# Description of the task:
Write out every record below exactly as it appears.

# Dataset records:
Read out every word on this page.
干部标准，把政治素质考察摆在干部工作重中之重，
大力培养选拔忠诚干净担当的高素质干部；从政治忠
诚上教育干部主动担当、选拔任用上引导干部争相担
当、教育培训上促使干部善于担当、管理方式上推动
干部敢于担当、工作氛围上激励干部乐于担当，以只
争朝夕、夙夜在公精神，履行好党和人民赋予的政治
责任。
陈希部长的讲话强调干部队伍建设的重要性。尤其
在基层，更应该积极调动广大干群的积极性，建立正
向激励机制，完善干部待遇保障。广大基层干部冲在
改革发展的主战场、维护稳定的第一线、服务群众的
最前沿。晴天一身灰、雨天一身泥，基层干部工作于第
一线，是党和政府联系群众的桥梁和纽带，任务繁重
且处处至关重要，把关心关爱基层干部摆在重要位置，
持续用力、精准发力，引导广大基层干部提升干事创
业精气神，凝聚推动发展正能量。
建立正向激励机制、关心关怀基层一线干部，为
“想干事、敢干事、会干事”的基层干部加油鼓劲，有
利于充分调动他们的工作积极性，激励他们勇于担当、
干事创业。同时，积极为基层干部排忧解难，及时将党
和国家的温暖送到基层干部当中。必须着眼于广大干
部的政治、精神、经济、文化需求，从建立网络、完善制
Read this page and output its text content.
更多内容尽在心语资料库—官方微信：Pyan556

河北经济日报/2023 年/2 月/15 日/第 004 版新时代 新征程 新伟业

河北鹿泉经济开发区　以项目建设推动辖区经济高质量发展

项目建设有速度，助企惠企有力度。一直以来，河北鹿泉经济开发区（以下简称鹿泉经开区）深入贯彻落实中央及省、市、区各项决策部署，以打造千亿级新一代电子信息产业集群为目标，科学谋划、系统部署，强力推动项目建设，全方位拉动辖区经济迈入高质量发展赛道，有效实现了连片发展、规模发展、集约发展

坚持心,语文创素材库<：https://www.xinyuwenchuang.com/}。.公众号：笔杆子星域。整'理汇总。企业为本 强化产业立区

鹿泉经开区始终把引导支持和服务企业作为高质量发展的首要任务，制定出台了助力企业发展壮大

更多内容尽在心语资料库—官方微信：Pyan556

# Result of the exercise:
Read out every word on this page.
干部标准，把政治素质考察摆在干部工作重中之重，
大力培养选拔忠诚干净担当的高素质干部；从政治忠
诚上教育干部主动担当、选拔任用上引导干部争相担
当、教育培训上促使干部善于担当、管理方式上推动
干部敢于担当、工作氛围上激励干部乐于担当，以只
争朝夕、夙夜在公精神，履行好党和人民赋予的政治
责任。
陈希部长的讲话强调干部队伍建设的重要性。尤其
在基层，更应该积极调动广大干群的积极性，建立正
向激励机制，完善干部待遇保障。广大基层干部冲在
改革发展的主战场、维护稳定的第一线、服务群众的
最前沿。晴天一身灰、雨天一身泥，基层干部工作于第
一线，是党和政府联系群众的桥梁和纽带，任务繁重
且处处至关重要，把关心关爱基层干部摆在重要位置，
持续用力、精准发力，引导广大基层干部提升干事创
业精气神，凝聚推动发展正能量。
建立正向激励机制、关心关怀基层一线干部，为
“想干事、敢干事、会干事”的基层干部加油鼓劲，有
利于充分调动他们的工作积极性，激励他们勇于担当、
干事创业。同时，积极为基层干部排忧解难，及时将党
和国家的温暖送到基层干部当中。必须着眼于广大干
部的政治、精神、经济、文化需求，从建立网络、完善制
Read this page and output its text content.
更多内容尽在心语资料库—官方微信：Pyan556

河北经济日报/2023 年/2 月/15 日/第 004 版新时代 新征程 新伟业

河北鹿泉经济开发区　以项目建设推动辖区经济高质量发展

项目建设有速度，助企惠企有力度。一直以来，河北鹿泉经济开发区（以下简称鹿泉经开区）深入贯彻落实中央及省、市、区各项决策部署，以打造千亿级新一代电子信息产业集群为目标，科学谋划、系统部署，强力推动项目建设，全方位拉动辖区经济迈入高质量发展赛道，有效实现了连片发展、规模发展、集约发展

坚持心,语文创素材库<：https://www.xinyuwenchuang.com/}。.公众号：笔杆子星域。整'理汇总。企业为本 强化产业立区

鹿泉经开区始终把引导支持和服务企业作为高质量发展的首要任务，制定出台了助力企业发展壮大

更多内容尽在心语资料库—官方微信：Pyan556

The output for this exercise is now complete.